[Data entries start]

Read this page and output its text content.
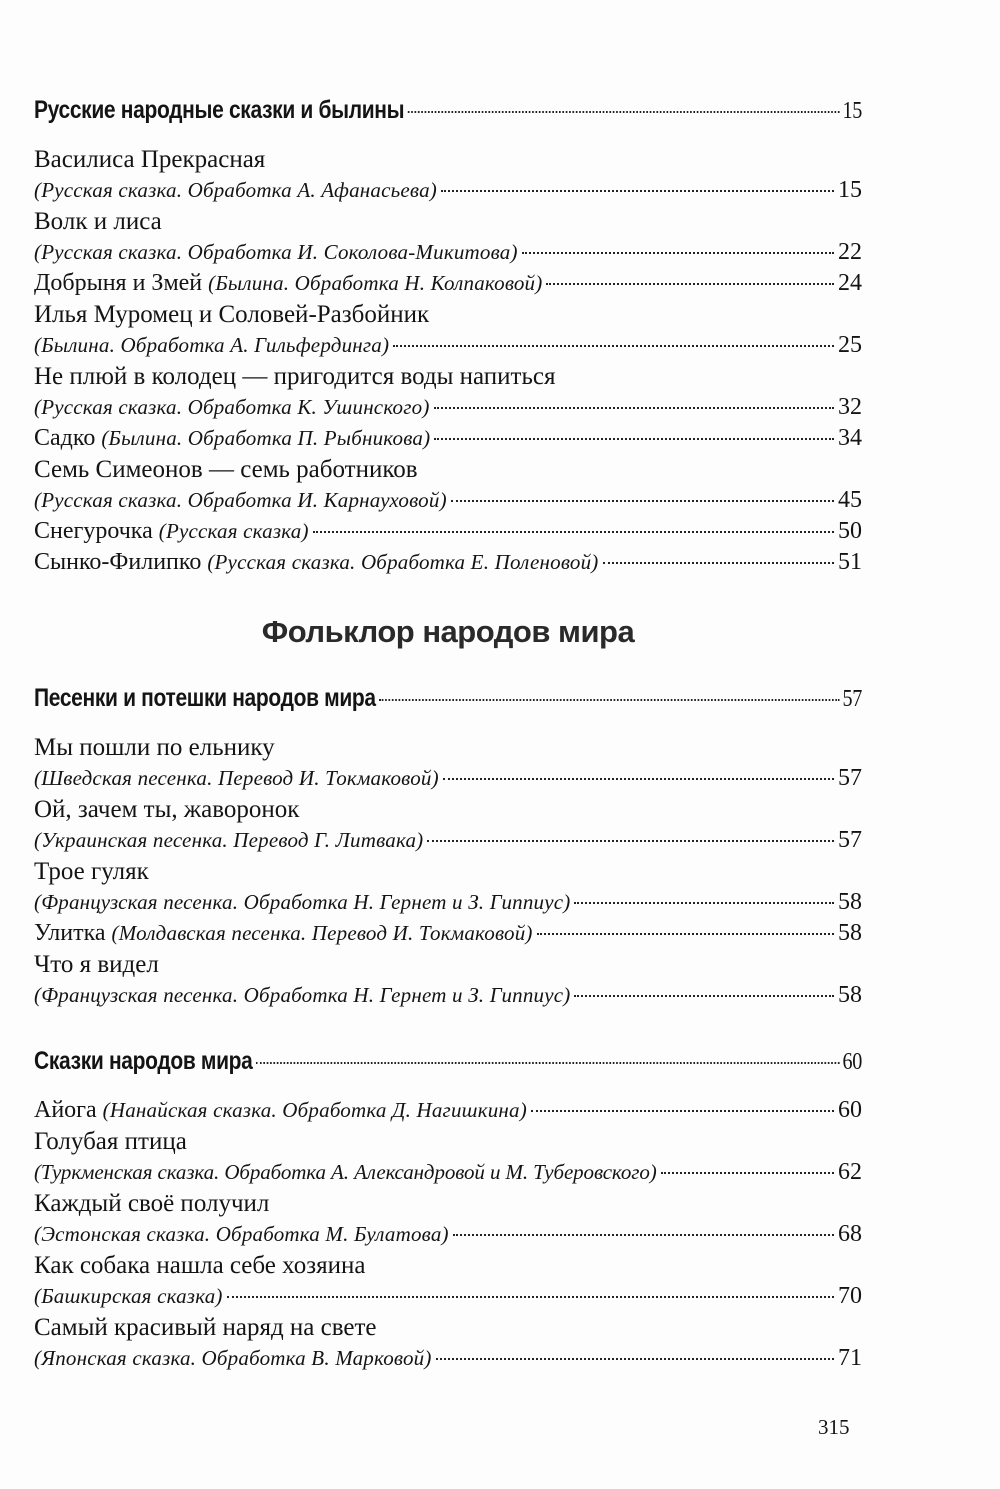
Русские народные сказки и былины	15
Василиса Прекрасная
(Русская сказка. Обработка А. Афанасьева)	15
Волк и лиса
(Русская сказка. Обработка И. Соколова-Микитова)	22
Добрыня и Змей (Былина. Обработка Н. Колпаковой)	24
Илья Муромец и Соловей-Разбойник
(Былина. Обработка А. Гильфердинга)	25
Не плюй в колодец — пригодится воды напиться
(Русская сказка. Обработка К. Ушинского)	32
Садко (Былина. Обработка П. Рыбникова)	34
Семь Симеонов — семь работников
(Русская сказка. Обработка И. Карнауховой)	45
Снегурочка (Русская сказка)	50
Сынко-Филипко (Русская сказка. Обработка Е. Поленовой)	51
Фольклор народов мира
Песенки и потешки народов мира	57
Мы пошли по ельнику
(Шведская песенка. Перевод И. Токмаковой)	57
Ой, зачем ты, жаворонок
(Украинская песенка. Перевод Г. Литвака)	57
Трое гуляк
(Французская песенка. Обработка Н. Гернет и З. Гиппиус)	58
Улитка (Молдавская песенка. Перевод И. Токмаковой)	58
Что я видел
(Французская песенка. Обработка Н. Гернет и З. Гиппиус)	58
Сказки народов мира	60
Айога (Нанайская сказка. Обработка Д. Нагишкина)	60
Голубая птица
(Туркменская сказка. Обработка А. Александровой и М. Туберовского)	62
Каждый своё получил
(Эстонская сказка. Обработка М. Булатова)	68
Как собака нашла себе хозяина
(Башкирская сказка)	70
Самый красивый наряд на свете
(Японская сказка. Обработка В. Марковой)	71
315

[Data entries end]

Task statement = Repeat the entries exactly and keep the pictures out of the copy.

Correct output =
Read this page and output its text content.
Русские народные сказки и былины	15
Василиса Прекрасная
(Русская сказка. Обработка А. Афанасьева)	15
Волк и лиса
(Русская сказка. Обработка И. Соколова-Микитова)	22
Добрыня и Змей (Былина. Обработка Н. Колпаковой)	24
Илья Муромец и Соловей-Разбойник
(Былина. Обработка А. Гильфердинга)	25
Не плюй в колодец — пригодится воды напиться
(Русская сказка. Обработка К. Ушинского)	32
Садко (Былина. Обработка П. Рыбникова)	34
Семь Симеонов — семь работников
(Русская сказка. Обработка И. Карнауховой)	45
Снегурочка (Русская сказка)	50
Сынко-Филипко (Русская сказка. Обработка Е. Поленовой)	51
Фольклор народов мира
Песенки и потешки народов мира	57
Мы пошли по ельнику
(Шведская песенка. Перевод И. Токмаковой)	57
Ой, зачем ты, жаворонок
(Украинская песенка. Перевод Г. Литвака)	57
Трое гуляк
(Французская песенка. Обработка Н. Гернет и З. Гиппиус)	58
Улитка (Молдавская песенка. Перевод И. Токмаковой)	58
Что я видел
(Французская песенка. Обработка Н. Гернет и З. Гиппиус)	58
Сказки народов мира	60
Айога (Нанайская сказка. Обработка Д. Нагишкина)	60
Голубая птица
(Туркменская сказка. Обработка А. Александровой и М. Туберовского)	62
Каждый своё получил
(Эстонская сказка. Обработка М. Булатова)	68
Как собака нашла себе хозяина
(Башкирская сказка)	70
Самый красивый наряд на свете
(Японская сказка. Обработка В. Марковой)	71
315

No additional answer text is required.